Task prompt:
Transcribe the records in full, keeping every character as it is.

Available data:
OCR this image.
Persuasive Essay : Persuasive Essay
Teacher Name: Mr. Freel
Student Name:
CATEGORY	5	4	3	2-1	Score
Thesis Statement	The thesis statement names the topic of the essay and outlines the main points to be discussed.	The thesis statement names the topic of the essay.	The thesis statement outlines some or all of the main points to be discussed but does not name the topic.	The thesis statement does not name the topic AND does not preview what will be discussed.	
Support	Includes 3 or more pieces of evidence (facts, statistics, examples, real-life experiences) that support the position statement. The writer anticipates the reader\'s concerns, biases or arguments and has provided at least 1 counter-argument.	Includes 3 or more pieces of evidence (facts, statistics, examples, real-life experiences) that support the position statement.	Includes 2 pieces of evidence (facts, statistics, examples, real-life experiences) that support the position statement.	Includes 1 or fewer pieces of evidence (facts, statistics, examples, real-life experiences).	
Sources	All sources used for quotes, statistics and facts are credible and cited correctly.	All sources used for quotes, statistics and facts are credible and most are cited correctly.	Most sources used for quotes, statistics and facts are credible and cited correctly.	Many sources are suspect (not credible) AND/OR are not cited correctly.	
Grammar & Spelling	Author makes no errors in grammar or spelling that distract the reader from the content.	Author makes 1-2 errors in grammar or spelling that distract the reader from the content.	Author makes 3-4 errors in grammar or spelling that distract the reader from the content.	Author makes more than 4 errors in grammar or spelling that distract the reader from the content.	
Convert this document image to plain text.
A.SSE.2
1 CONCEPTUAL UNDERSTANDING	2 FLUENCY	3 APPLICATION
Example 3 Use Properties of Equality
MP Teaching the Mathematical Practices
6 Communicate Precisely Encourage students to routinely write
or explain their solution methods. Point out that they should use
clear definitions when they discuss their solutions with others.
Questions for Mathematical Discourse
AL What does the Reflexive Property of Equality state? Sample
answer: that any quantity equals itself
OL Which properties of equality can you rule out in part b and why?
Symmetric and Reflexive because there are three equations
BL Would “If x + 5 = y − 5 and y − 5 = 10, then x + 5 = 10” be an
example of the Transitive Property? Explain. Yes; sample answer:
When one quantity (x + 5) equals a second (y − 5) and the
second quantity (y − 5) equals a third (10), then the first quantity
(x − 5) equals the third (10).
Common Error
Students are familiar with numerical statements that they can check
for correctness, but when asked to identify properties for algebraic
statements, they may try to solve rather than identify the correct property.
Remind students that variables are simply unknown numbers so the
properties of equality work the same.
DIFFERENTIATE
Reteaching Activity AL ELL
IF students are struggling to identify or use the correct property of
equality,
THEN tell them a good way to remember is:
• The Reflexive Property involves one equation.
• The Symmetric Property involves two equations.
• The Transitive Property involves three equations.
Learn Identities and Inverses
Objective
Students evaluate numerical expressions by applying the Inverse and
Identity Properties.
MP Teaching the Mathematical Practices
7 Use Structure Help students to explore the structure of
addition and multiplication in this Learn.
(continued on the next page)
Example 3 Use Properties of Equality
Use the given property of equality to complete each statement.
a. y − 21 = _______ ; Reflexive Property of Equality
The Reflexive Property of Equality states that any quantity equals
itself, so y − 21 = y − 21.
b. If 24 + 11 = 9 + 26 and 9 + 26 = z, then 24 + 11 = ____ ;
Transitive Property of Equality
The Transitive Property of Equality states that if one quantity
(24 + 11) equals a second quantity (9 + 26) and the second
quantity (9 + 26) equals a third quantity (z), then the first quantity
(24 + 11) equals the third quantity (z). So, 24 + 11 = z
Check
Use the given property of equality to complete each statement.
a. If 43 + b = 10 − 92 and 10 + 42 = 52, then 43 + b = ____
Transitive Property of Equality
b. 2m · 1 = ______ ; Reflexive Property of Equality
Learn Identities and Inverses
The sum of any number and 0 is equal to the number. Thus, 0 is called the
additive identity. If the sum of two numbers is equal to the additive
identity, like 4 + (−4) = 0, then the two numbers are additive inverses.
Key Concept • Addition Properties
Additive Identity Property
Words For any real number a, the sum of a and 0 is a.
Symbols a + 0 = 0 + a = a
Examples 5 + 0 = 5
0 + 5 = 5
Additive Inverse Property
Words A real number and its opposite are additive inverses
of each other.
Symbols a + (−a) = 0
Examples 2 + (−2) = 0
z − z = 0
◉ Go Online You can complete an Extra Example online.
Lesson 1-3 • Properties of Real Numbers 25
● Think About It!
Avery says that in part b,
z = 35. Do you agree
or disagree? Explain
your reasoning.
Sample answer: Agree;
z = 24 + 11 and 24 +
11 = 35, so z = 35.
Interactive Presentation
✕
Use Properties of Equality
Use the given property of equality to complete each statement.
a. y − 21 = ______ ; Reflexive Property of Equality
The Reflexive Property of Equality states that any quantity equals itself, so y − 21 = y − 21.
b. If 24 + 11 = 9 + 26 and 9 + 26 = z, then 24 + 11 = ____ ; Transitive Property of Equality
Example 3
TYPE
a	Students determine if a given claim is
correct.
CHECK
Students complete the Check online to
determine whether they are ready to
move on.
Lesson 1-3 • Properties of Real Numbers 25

Answer to this exercise:
OCR this image.
Persuasive Essay : Persuasive Essay
Teacher Name: Mr. Freel
Student Name:
CATEGORY	5	4	3	2-1	Score
Thesis Statement	The thesis statement names the topic of the essay and outlines the main points to be discussed.	The thesis statement names the topic of the essay.	The thesis statement outlines some or all of the main points to be discussed but does not name the topic.	The thesis statement does not name the topic AND does not preview what will be discussed.	
Support	Includes 3 or more pieces of evidence (facts, statistics, examples, real-life experiences) that support the position statement. The writer anticipates the reader\'s concerns, biases or arguments and has provided at least 1 counter-argument.	Includes 3 or more pieces of evidence (facts, statistics, examples, real-life experiences) that support the position statement.	Includes 2 pieces of evidence (facts, statistics, examples, real-life experiences) that support the position statement.	Includes 1 or fewer pieces of evidence (facts, statistics, examples, real-life experiences).	
Sources	All sources used for quotes, statistics and facts are credible and cited correctly.	All sources used for quotes, statistics and facts are credible and most are cited correctly.	Most sources used for quotes, statistics and facts are credible and cited correctly.	Many sources are suspect (not credible) AND/OR are not cited correctly.	
Grammar & Spelling	Author makes no errors in grammar or spelling that distract the reader from the content.	Author makes 1-2 errors in grammar or spelling that distract the reader from the content.	Author makes 3-4 errors in grammar or spelling that distract the reader from the content.	Author makes more than 4 errors in grammar or spelling that distract the reader from the content.	
Convert this document image to plain text.
A.SSE.2
1 CONCEPTUAL UNDERSTANDING	2 FLUENCY	3 APPLICATION
Example 3 Use Properties of Equality
MP Teaching the Mathematical Practices
6 Communicate Precisely Encourage students to routinely write
or explain their solution methods. Point out that they should use
clear definitions when they discuss their solutions with others.
Questions for Mathematical Discourse
AL What does the Reflexive Property of Equality state? Sample
answer: that any quantity equals itself
OL Which properties of equality can you rule out in part b and why?
Symmetric and Reflexive because there are three equations
BL Would “If x + 5 = y − 5 and y − 5 = 10, then x + 5 = 10” be an
example of the Transitive Property? Explain. Yes; sample answer:
When one quantity (x + 5) equals a second (y − 5) and the
second quantity (y − 5) equals a third (10), then the first quantity
(x − 5) equals the third (10).
Common Error
Students are familiar with numerical statements that they can check
for correctness, but when asked to identify properties for algebraic
statements, they may try to solve rather than identify the correct property.
Remind students that variables are simply unknown numbers so the
properties of equality work the same.
DIFFERENTIATE
Reteaching Activity AL ELL
IF students are struggling to identify or use the correct property of
equality,
THEN tell them a good way to remember is:
• The Reflexive Property involves one equation.
• The Symmetric Property involves two equations.
• The Transitive Property involves three equations.
Learn Identities and Inverses
Objective
Students evaluate numerical expressions by applying the Inverse and
Identity Properties.
MP Teaching the Mathematical Practices
7 Use Structure Help students to explore the structure of
addition and multiplication in this Learn.
(continued on the next page)
Example 3 Use Properties of Equality
Use the given property of equality to complete each statement.
a. y − 21 = _______ ; Reflexive Property of Equality
The Reflexive Property of Equality states that any quantity equals
itself, so y − 21 = y − 21.
b. If 24 + 11 = 9 + 26 and 9 + 26 = z, then 24 + 11 = ____ ;
Transitive Property of Equality
The Transitive Property of Equality states that if one quantity
(24 + 11) equals a second quantity (9 + 26) and the second
quantity (9 + 26) equals a third quantity (z), then the first quantity
(24 + 11) equals the third quantity (z). So, 24 + 11 = z
Check
Use the given property of equality to complete each statement.
a. If 43 + b = 10 − 92 and 10 + 42 = 52, then 43 + b = ____
Transitive Property of Equality
b. 2m · 1 = ______ ; Reflexive Property of Equality
Learn Identities and Inverses
The sum of any number and 0 is equal to the number. Thus, 0 is called the
additive identity. If the sum of two numbers is equal to the additive
identity, like 4 + (−4) = 0, then the two numbers are additive inverses.
Key Concept • Addition Properties
Additive Identity Property
Words For any real number a, the sum of a and 0 is a.
Symbols a + 0 = 0 + a = a
Examples 5 + 0 = 5
0 + 5 = 5
Additive Inverse Property
Words A real number and its opposite are additive inverses
of each other.
Symbols a + (−a) = 0
Examples 2 + (−2) = 0
z − z = 0
◉ Go Online You can complete an Extra Example online.
Lesson 1-3 • Properties of Real Numbers 25
● Think About It!
Avery says that in part b,
z = 35. Do you agree
or disagree? Explain
your reasoning.
Sample answer: Agree;
z = 24 + 11 and 24 +
11 = 35, so z = 35.
Interactive Presentation
✕
Use Properties of Equality
Use the given property of equality to complete each statement.
a. y − 21 = ______ ; Reflexive Property of Equality
The Reflexive Property of Equality states that any quantity equals itself, so y − 21 = y − 21.
b. If 24 + 11 = 9 + 26 and 9 + 26 = z, then 24 + 11 = ____ ; Transitive Property of Equality
Example 3
TYPE
a	Students determine if a given claim is
correct.
CHECK
Students complete the Check online to
determine whether they are ready to
move on.
Lesson 1-3 • Properties of Real Numbers 25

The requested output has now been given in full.